┌──

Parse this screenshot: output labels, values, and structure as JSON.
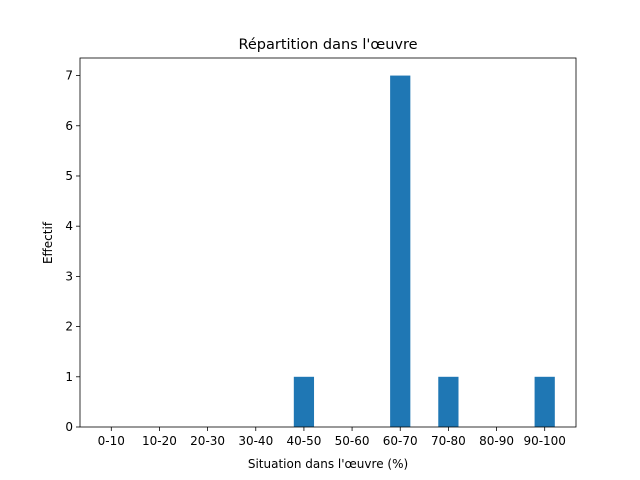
{
  "chart_data": {
    "type": "bar",
    "title": "Répartition dans l'œuvre",
    "x_label": "Situation dans l'œuvre (%)",
    "y_label": "Effectif",
    "categories": [
      "0-10",
      "10-20",
      "20-30",
      "30-40",
      "40-50",
      "50-60",
      "60-70",
      "70-80",
      "80-90",
      "90-100"
    ],
    "values": [
      0,
      0,
      0,
      0,
      1,
      0,
      7,
      1,
      0,
      1
    ],
    "color": "#1f77b4",
    "ylim": [
      0,
      7.35
    ],
    "yticks": [
      0,
      1,
      2,
      3,
      4,
      5,
      6,
      7
    ],
    "grid": false
  }
}
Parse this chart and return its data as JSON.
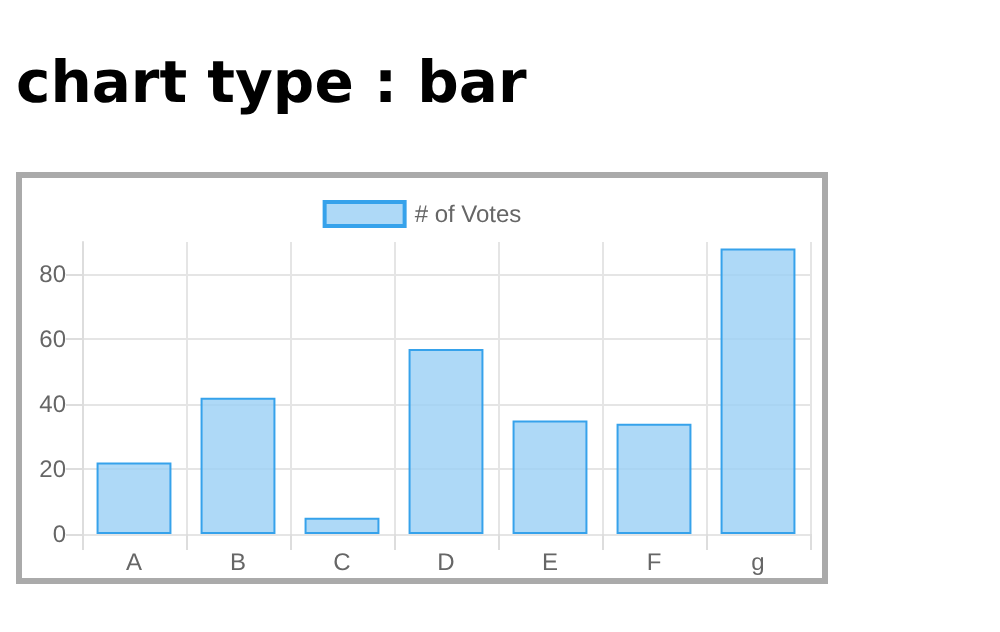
{
  "chart_data": {
    "type": "bar",
    "title": "chart type : bar",
    "categories": [
      "A",
      "B",
      "C",
      "D",
      "E",
      "F",
      "g"
    ],
    "series": [
      {
        "name": "# of Votes",
        "color": "#9ad0f5",
        "values": [
          22,
          42,
          5,
          57,
          35,
          34,
          88
        ]
      }
    ],
    "ylim": [
      0,
      90
    ],
    "yticks": [
      0,
      20,
      40,
      60,
      80
    ],
    "grid": true,
    "legend": "top"
  }
}
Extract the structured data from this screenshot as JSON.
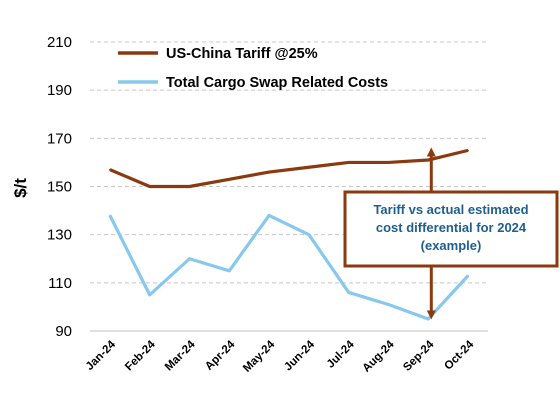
{
  "chart_data": {
    "type": "line",
    "title": "",
    "ylabel": "$/t",
    "xlabel": "",
    "categories": [
      "Jan-24",
      "Feb-24",
      "Mar-24",
      "Apr-24",
      "May-24",
      "Jun-24",
      "Jul-24",
      "Aug-24",
      "Sep-24",
      "Oct-24"
    ],
    "ylim": [
      90,
      210
    ],
    "yticks": [
      90,
      110,
      130,
      150,
      170,
      190,
      210
    ],
    "grid": "horizontal dashed",
    "legend_position": "top-left",
    "series": [
      {
        "name": "US-China Tariff @25%",
        "color": "#8B3A0F",
        "values": [
          157,
          150,
          150,
          153,
          156,
          158,
          160,
          160,
          161,
          165
        ]
      },
      {
        "name": "Total Cargo Swap Related Costs",
        "color": "#87C8EC",
        "values": [
          138,
          105,
          120,
          115,
          138,
          130,
          106,
          101,
          95,
          113
        ]
      }
    ],
    "annotation": {
      "text_lines": [
        "Tariff vs actual estimated",
        "cost differential for 2024",
        "(example)"
      ],
      "text_color": "#1F5F8F",
      "border_color": "#8B3A0F",
      "arrow_color": "#8B3A0F",
      "arrow_category": "Sep-24",
      "arrow_from": 95,
      "arrow_to": 166
    }
  }
}
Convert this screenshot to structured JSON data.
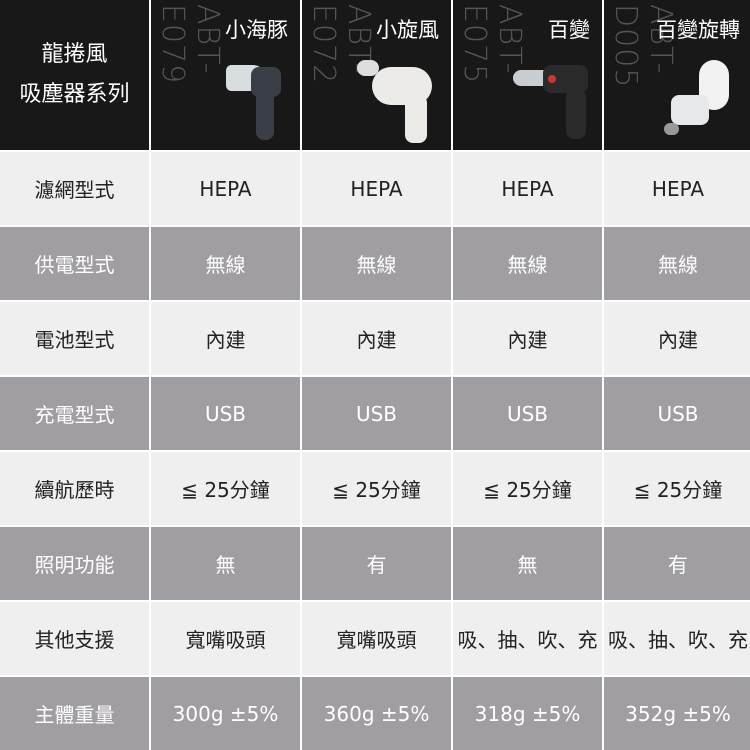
{
  "header": {
    "title_line1": "龍捲風",
    "title_line2": "吸塵器系列"
  },
  "products": [
    {
      "model": "ABT-E079",
      "name": "小海豚",
      "color": "#3a3f47"
    },
    {
      "model": "ABT-E072",
      "name": "小旋風",
      "color": "#ecebe7"
    },
    {
      "model": "ABT-E075",
      "name": "百變",
      "color": "#2a2a2a"
    },
    {
      "model": "ABT-D005",
      "name": "百變旋轉",
      "color": "#f2f2f2"
    }
  ],
  "rows": [
    {
      "label": "濾網型式",
      "values": [
        "HEPA",
        "HEPA",
        "HEPA",
        "HEPA"
      ]
    },
    {
      "label": "供電型式",
      "values": [
        "無線",
        "無線",
        "無線",
        "無線"
      ]
    },
    {
      "label": "電池型式",
      "values": [
        "內建",
        "內建",
        "內建",
        "內建"
      ]
    },
    {
      "label": "充電型式",
      "values": [
        "USB",
        "USB",
        "USB",
        "USB"
      ]
    },
    {
      "label": "續航歷時",
      "values": [
        "≦ 25分鐘",
        "≦ 25分鐘",
        "≦ 25分鐘",
        "≦ 25分鐘"
      ]
    },
    {
      "label": "照明功能",
      "values": [
        "無",
        "有",
        "無",
        "有"
      ]
    },
    {
      "label": "其他支援",
      "values": [
        "寬嘴吸頭",
        "寬嘴吸頭",
        "吸、抽、吹、充",
        "吸、抽、吹、充"
      ]
    },
    {
      "label": "主體重量",
      "values": [
        "300g ±5%",
        "360g ±5%",
        "318g ±5%",
        "352g ±5%"
      ]
    }
  ]
}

└──

## Requirements
Pictures in the records should not appear in your copy, but everything else must be transcribed exactly.

## Correct output
Parse this screenshot: output labels, values, and structure as JSON.
{
  "chart_data": {
    "type": "bar",
    "title": "Répartition dans l'œuvre",
    "x_label": "Situation dans l'œuvre (%)",
    "y_label": "Effectif",
    "categories": [
      "0-10",
      "10-20",
      "20-30",
      "30-40",
      "40-50",
      "50-60",
      "60-70",
      "70-80",
      "80-90",
      "90-100"
    ],
    "values": [
      0,
      0,
      0,
      0,
      1,
      0,
      7,
      1,
      0,
      1
    ],
    "color": "#1f77b4",
    "ylim": [
      0,
      7.35
    ],
    "yticks": [
      0,
      1,
      2,
      3,
      4,
      5,
      6,
      7
    ],
    "grid": false
  }
}
Parse this chart and return its data as JSON.
{
  "chart_data": {
    "type": "bar",
    "title": "chart type : bar",
    "categories": [
      "A",
      "B",
      "C",
      "D",
      "E",
      "F",
      "g"
    ],
    "series": [
      {
        "name": "# of Votes",
        "color": "#9ad0f5",
        "values": [
          22,
          42,
          5,
          57,
          35,
          34,
          88
        ]
      }
    ],
    "ylim": [
      0,
      90
    ],
    "yticks": [
      0,
      20,
      40,
      60,
      80
    ],
    "grid": true,
    "legend": "top"
  }
}
Extract the structured data from this screenshot as JSON.
{
  "chart_data": {
    "type": "line",
    "title": "",
    "ylabel": "$/t",
    "xlabel": "",
    "categories": [
      "Jan-24",
      "Feb-24",
      "Mar-24",
      "Apr-24",
      "May-24",
      "Jun-24",
      "Jul-24",
      "Aug-24",
      "Sep-24",
      "Oct-24"
    ],
    "ylim": [
      90,
      210
    ],
    "yticks": [
      90,
      110,
      130,
      150,
      170,
      190,
      210
    ],
    "grid": "horizontal dashed",
    "legend_position": "top-left",
    "series": [
      {
        "name": "US-China Tariff @25%",
        "color": "#8B3A0F",
        "values": [
          157,
          150,
          150,
          153,
          156,
          158,
          160,
          160,
          161,
          165
        ]
      },
      {
        "name": "Total Cargo Swap Related Costs",
        "color": "#87C8EC",
        "values": [
          138,
          105,
          120,
          115,
          138,
          130,
          106,
          101,
          95,
          113
        ]
      }
    ],
    "annotation": {
      "text_lines": [
        "Tariff vs actual estimated",
        "cost differential for 2024",
        "(example)"
      ],
      "text_color": "#1F5F8F",
      "border_color": "#8B3A0F",
      "arrow_color": "#8B3A0F",
      "arrow_category": "Sep-24",
      "arrow_from": 95,
      "arrow_to": 166
    }
  }
}
Convert this screenshot to structured JSON data.
{
  "header": {
    "title_line1": "龍捲風",
    "title_line2": "吸塵器系列"
  },
  "products": [
    {
      "model": "ABT-E079",
      "name": "小海豚",
      "color": "#3a3f47"
    },
    {
      "model": "ABT-E072",
      "name": "小旋風",
      "color": "#ecebe7"
    },
    {
      "model": "ABT-E075",
      "name": "百變",
      "color": "#2a2a2a"
    },
    {
      "model": "ABT-D005",
      "name": "百變旋轉",
      "color": "#f2f2f2"
    }
  ],
  "rows": [
    {
      "label": "濾網型式",
      "values": [
        "HEPA",
        "HEPA",
        "HEPA",
        "HEPA"
      ]
    },
    {
      "label": "供電型式",
      "values": [
        "無線",
        "無線",
        "無線",
        "無線"
      ]
    },
    {
      "label": "電池型式",
      "values": [
        "內建",
        "內建",
        "內建",
        "內建"
      ]
    },
    {
      "label": "充電型式",
      "values": [
        "USB",
        "USB",
        "USB",
        "USB"
      ]
    },
    {
      "label": "續航歷時",
      "values": [
        "≦ 25分鐘",
        "≦ 25分鐘",
        "≦ 25分鐘",
        "≦ 25分鐘"
      ]
    },
    {
      "label": "照明功能",
      "values": [
        "無",
        "有",
        "無",
        "有"
      ]
    },
    {
      "label": "其他支援",
      "values": [
        "寬嘴吸頭",
        "寬嘴吸頭",
        "吸、抽、吹、充",
        "吸、抽、吹、充"
      ]
    },
    {
      "label": "主體重量",
      "values": [
        "300g ±5%",
        "360g ±5%",
        "318g ±5%",
        "352g ±5%"
      ]
    }
  ]
}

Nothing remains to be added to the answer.